REQUIRED WORK:
Convert each line of the listing below into a Markdown table with the columns "No." and "Line." Give each line its own row, omit blank lines, and leave the pictures out.
═══ DATASET ROWS ═══
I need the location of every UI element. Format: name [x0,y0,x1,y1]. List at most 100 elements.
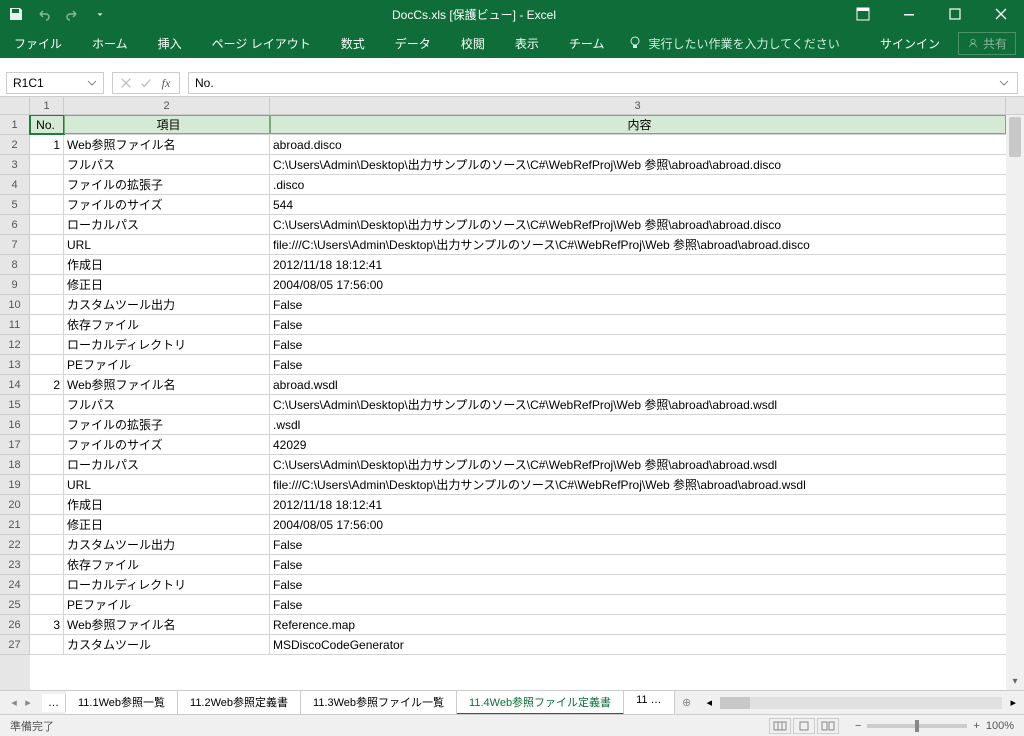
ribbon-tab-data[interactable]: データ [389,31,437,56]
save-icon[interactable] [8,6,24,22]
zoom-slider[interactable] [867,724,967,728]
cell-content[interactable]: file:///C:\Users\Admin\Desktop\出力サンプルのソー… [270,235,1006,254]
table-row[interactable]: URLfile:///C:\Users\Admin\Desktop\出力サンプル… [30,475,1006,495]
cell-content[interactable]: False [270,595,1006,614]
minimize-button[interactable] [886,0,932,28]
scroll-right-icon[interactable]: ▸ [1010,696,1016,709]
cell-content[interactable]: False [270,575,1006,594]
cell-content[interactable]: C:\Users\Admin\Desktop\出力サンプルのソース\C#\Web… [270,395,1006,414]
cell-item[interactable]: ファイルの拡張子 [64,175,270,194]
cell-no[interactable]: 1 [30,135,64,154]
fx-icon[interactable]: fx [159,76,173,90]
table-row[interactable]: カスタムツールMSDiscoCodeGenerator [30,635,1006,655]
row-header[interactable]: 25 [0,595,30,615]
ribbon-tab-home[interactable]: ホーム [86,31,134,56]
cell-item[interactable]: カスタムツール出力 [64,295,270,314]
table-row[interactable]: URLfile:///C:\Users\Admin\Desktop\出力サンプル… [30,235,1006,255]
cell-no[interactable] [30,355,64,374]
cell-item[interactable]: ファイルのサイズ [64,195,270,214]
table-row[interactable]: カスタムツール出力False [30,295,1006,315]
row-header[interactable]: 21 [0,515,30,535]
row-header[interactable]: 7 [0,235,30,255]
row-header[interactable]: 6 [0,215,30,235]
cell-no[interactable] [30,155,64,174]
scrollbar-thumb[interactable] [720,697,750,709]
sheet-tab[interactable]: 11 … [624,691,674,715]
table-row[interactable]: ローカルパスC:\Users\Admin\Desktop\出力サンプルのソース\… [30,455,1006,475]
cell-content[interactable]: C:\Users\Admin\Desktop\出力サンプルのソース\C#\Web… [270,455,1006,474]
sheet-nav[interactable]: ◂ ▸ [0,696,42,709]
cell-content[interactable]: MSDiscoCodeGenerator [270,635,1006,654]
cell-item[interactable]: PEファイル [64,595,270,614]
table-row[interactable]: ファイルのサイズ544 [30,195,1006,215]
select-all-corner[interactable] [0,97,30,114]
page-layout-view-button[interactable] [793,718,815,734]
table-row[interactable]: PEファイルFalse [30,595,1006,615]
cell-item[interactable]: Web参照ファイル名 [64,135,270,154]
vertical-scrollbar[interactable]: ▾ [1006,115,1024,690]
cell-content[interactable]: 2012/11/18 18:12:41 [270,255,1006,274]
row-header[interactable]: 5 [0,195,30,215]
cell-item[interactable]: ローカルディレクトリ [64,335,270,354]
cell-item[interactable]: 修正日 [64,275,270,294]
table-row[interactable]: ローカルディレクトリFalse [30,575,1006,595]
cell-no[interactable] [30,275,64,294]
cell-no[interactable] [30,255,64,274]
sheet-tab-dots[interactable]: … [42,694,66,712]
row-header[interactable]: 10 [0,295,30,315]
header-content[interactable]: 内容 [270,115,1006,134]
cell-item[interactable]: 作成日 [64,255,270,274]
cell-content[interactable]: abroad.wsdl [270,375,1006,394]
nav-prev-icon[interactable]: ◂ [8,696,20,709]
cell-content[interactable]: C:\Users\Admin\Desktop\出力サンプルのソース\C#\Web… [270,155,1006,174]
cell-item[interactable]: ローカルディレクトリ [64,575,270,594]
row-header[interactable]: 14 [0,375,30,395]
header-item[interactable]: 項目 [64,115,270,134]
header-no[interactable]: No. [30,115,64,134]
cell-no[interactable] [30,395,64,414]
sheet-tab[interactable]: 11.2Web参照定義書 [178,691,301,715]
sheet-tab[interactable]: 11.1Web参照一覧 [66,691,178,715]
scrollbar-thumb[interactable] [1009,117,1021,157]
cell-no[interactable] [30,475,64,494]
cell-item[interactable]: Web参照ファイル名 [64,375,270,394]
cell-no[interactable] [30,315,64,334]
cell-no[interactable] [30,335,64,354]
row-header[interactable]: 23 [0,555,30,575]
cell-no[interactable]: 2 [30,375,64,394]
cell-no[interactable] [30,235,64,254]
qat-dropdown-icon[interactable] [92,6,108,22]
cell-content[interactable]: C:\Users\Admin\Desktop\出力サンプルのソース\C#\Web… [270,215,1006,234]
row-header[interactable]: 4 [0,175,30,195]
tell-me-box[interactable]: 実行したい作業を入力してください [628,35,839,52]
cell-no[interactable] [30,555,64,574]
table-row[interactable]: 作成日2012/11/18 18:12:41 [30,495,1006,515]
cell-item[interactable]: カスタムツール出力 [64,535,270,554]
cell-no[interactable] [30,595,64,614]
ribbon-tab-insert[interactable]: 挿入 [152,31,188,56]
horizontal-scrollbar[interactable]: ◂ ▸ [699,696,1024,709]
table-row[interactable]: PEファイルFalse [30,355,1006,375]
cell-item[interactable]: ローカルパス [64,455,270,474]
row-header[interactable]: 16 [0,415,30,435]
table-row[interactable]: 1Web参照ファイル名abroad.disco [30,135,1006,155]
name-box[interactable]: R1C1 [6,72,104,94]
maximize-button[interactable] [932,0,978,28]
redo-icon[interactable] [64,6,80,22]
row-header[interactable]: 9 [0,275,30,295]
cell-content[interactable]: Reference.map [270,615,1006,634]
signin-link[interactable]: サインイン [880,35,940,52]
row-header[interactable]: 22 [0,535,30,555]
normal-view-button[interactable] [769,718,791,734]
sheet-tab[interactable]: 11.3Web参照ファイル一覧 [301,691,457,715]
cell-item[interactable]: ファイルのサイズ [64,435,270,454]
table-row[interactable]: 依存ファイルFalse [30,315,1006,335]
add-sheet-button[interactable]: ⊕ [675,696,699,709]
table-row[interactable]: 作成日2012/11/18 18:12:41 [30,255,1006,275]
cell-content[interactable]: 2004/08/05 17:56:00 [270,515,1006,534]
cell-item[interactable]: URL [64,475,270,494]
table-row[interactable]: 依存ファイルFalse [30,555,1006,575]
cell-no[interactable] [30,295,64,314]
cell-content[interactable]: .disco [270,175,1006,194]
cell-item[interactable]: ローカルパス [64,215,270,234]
═══
SOLUTION TO THIS PROBLEM:
| No. | Line |
|---|---|
| 1 | I need the location of every UI element. Format: name [x0,y0,x1,y1]. List at most 100 elements. |
| 2 | ribbon-tab-data[interactable]: データ [389,31,437,56] |
| 3 | save-icon[interactable] [8,6,24,22] |
| 4 | zoom-slider[interactable] [867,724,967,728] |
| 5 | cell-content[interactable]: file:///C:\Users\Admin\Desktop\出力サンプルのソー… [270,235,1006,254] |
| 6 | table-row[interactable]: URLfile:///C:\Users\Admin\Desktop\出力サンプル… [30,475,1006,495] |
| 7 | cell-content[interactable]: False [270,595,1006,614] |
| 8 | minimize-button[interactable] [886,0,932,28] |
| 9 | scroll-right-icon[interactable]: ▸ [1010,696,1016,709] |
| 10 | cell-content[interactable]: False [270,575,1006,594] |
| 11 | cell-content[interactable]: C:\Users\Admin\Desktop\出力サンプルのソース\C#\Web… [270,395,1006,414] |
| 12 | cell-item[interactable]: ファイルの拡張子 [64,175,270,194] |
| 13 | cell-no[interactable]: 1 [30,135,64,154] |
| 14 | fx-icon[interactable]: fx [159,76,173,90] |
| 15 | table-row[interactable]: カスタムツールMSDiscoCodeGenerator [30,635,1006,655] |
| 16 | row-header[interactable]: 25 [0,595,30,615] |
| 17 | ribbon-tab-home[interactable]: ホーム [86,31,134,56] |
| 18 | cell-item[interactable]: カスタムツール出力 [64,295,270,314] |
| 19 | table-row[interactable]: URLfile:///C:\Users\Admin\Desktop\出力サンプル… [30,235,1006,255] |
| 20 | cell-no[interactable] [30,355,64,374] |
| 21 | cell-item[interactable]: ファイルのサイズ [64,195,270,214] |
| 22 | table-row[interactable]: カスタムツール出力False [30,295,1006,315] |
| 23 | row-header[interactable]: 21 [0,515,30,535] |
| 24 | row-header[interactable]: 7 [0,235,30,255] |
| 25 | row-header[interactable]: 6 [0,215,30,235] |
| 26 | cell-no[interactable] [30,155,64,174] |
| 27 | scrollbar-thumb[interactable] [720,697,750,709] |
| 28 | sheet-tab[interactable]: 11 … [624,691,674,715] |
| 29 | table-row[interactable]: ローカルパスC:\Users\Admin\Desktop\出力サンプルのソース\… [30,455,1006,475] |
| 30 | cell-content[interactable]: C:\Users\Admin\Desktop\出力サンプルのソース\C#\Web… [270,455,1006,474] |
| 31 | sheet-nav[interactable]: ◂ ▸ [0,696,42,709] |
| 32 | cell-content[interactable]: MSDiscoCodeGenerator [270,635,1006,654] |
| 33 | cell-item[interactable]: PEファイル [64,595,270,614] |
| 34 | table-row[interactable]: ファイルのサイズ544 [30,195,1006,215] |
| 35 | select-all-corner[interactable] [0,97,30,114] |
| 36 | page-layout-view-button[interactable] [793,718,815,734] |
| 37 | table-row[interactable]: PEファイルFalse [30,595,1006,615] |
| 38 | cell-item[interactable]: Web参照ファイル名 [64,135,270,154] |
| 39 | vertical-scrollbar[interactable]: ▾ [1006,115,1024,690] |
| 40 | cell-content[interactable]: 2012/11/18 18:12:41 [270,255,1006,274] |
| 41 | row-header[interactable]: 5 [0,195,30,215] |
| 42 | cell-item[interactable]: ローカルディレクトリ [64,335,270,354] |
| 43 | cell-item[interactable]: 修正日 [64,275,270,294] |
| 44 | table-row[interactable]: ローカルディレクトリFalse [30,575,1006,595] |
| 45 | cell-no[interactable] [30,275,64,294] |
| 46 | cell-no[interactable] [30,255,64,274] |
| 47 | sheet-tab-dots[interactable]: … [42,694,66,712] |
| 48 | row-header[interactable]: 10 [0,295,30,315] |
| 49 | header-content[interactable]: 内容 [270,115,1006,134] |
| 50 | cell-item[interactable]: 作成日 [64,255,270,274] |
| 51 | cell-content[interactable]: abroad.wsdl [270,375,1006,394] |
| 52 | nav-prev-icon[interactable]: ◂ [8,696,20,709] |
| 53 | cell-content[interactable]: C:\Users\Admin\Desktop\出力サンプルのソース\C#\Web… [270,155,1006,174] |
| 54 | cell-item[interactable]: ローカルディレクトリ [64,575,270,594] |
| 55 | row-header[interactable]: 14 [0,375,30,395] |
| 56 | header-item[interactable]: 項目 [64,115,270,134] |
| 57 | header-no[interactable]: No. [30,115,64,134] |
| 58 | cell-no[interactable] [30,395,64,414] |
| 59 | sheet-tab[interactable]: 11.2Web参照定義書 [178,691,301,715] |
| 60 | sheet-tab[interactable]: 11.1Web参照一覧 [66,691,178,715] |
| 61 | scrollbar-thumb[interactable] [1009,117,1021,157] |
| 62 | cell-no[interactable] [30,475,64,494] |
| 63 | cell-item[interactable]: Web参照ファイル名 [64,375,270,394] |
| 64 | cell-no[interactable] [30,315,64,334] |
| 65 | cell-no[interactable] [30,335,64,354] |
| 66 | row-header[interactable]: 23 [0,555,30,575] |
| 67 | cell-no[interactable]: 2 [30,375,64,394] |
| 68 | cell-no[interactable] [30,235,64,254] |
| 69 | qat-dropdown-icon[interactable] [92,6,108,22] |
| 70 | cell-content[interactable]: C:\Users\Admin\Desktop\出力サンプルのソース\C#\Web… [270,215,1006,234] |
| 71 | row-header[interactable]: 4 [0,175,30,195] |
| 72 | tell-me-box[interactable]: 実行したい作業を入力してください [628,35,839,52] |
| 73 | cell-no[interactable] [30,555,64,574] |
| 74 | table-row[interactable]: 作成日2012/11/18 18:12:41 [30,495,1006,515] |
| 75 | cell-item[interactable]: カスタムツール出力 [64,535,270,554] |
| 76 | cell-no[interactable] [30,595,64,614] |
| 77 | ribbon-tab-insert[interactable]: 挿入 [152,31,188,56] |
| 78 | horizontal-scrollbar[interactable]: ◂ ▸ [699,696,1024,709] |
| 79 | table-row[interactable]: PEファイルFalse [30,355,1006,375] |
| 80 | cell-item[interactable]: ローカルパス [64,455,270,474] |
| 81 | row-header[interactable]: 16 [0,415,30,435] |
| 82 | table-row[interactable]: 1Web参照ファイル名abroad.disco [30,135,1006,155] |
| 83 | name-box[interactable]: R1C1 [6,72,104,94] |
| 84 | maximize-button[interactable] [932,0,978,28] |
| 85 | redo-icon[interactable] [64,6,80,22] |
| 86 | row-header[interactable]: 9 [0,275,30,295] |
| 87 | cell-content[interactable]: Reference.map [270,615,1006,634] |
| 88 | signin-link[interactable]: サインイン [880,35,940,52] |
| 89 | row-header[interactable]: 22 [0,535,30,555] |
| 90 | normal-view-button[interactable] [769,718,791,734] |
| 91 | sheet-tab[interactable]: 11.3Web参照ファイル一覧 [301,691,457,715] |
| 92 | cell-item[interactable]: ファイルのサイズ [64,435,270,454] |
| 93 | table-row[interactable]: 依存ファイルFalse [30,315,1006,335] |
| 94 | add-sheet-button[interactable]: ⊕ [675,696,699,709] |
| 95 | table-row[interactable]: 作成日2012/11/18 18:12:41 [30,255,1006,275] |
| 96 | cell-content[interactable]: 2004/08/05 17:56:00 [270,515,1006,534] |
| 97 | cell-item[interactable]: URL [64,475,270,494] |
| 98 | table-row[interactable]: 依存ファイルFalse [30,555,1006,575] |
| 99 | cell-no[interactable] [30,295,64,314] |
| 100 | cell-content[interactable]: .disco [270,175,1006,194] |
| 101 | cell-item[interactable]: ローカルパス [64,215,270,234] |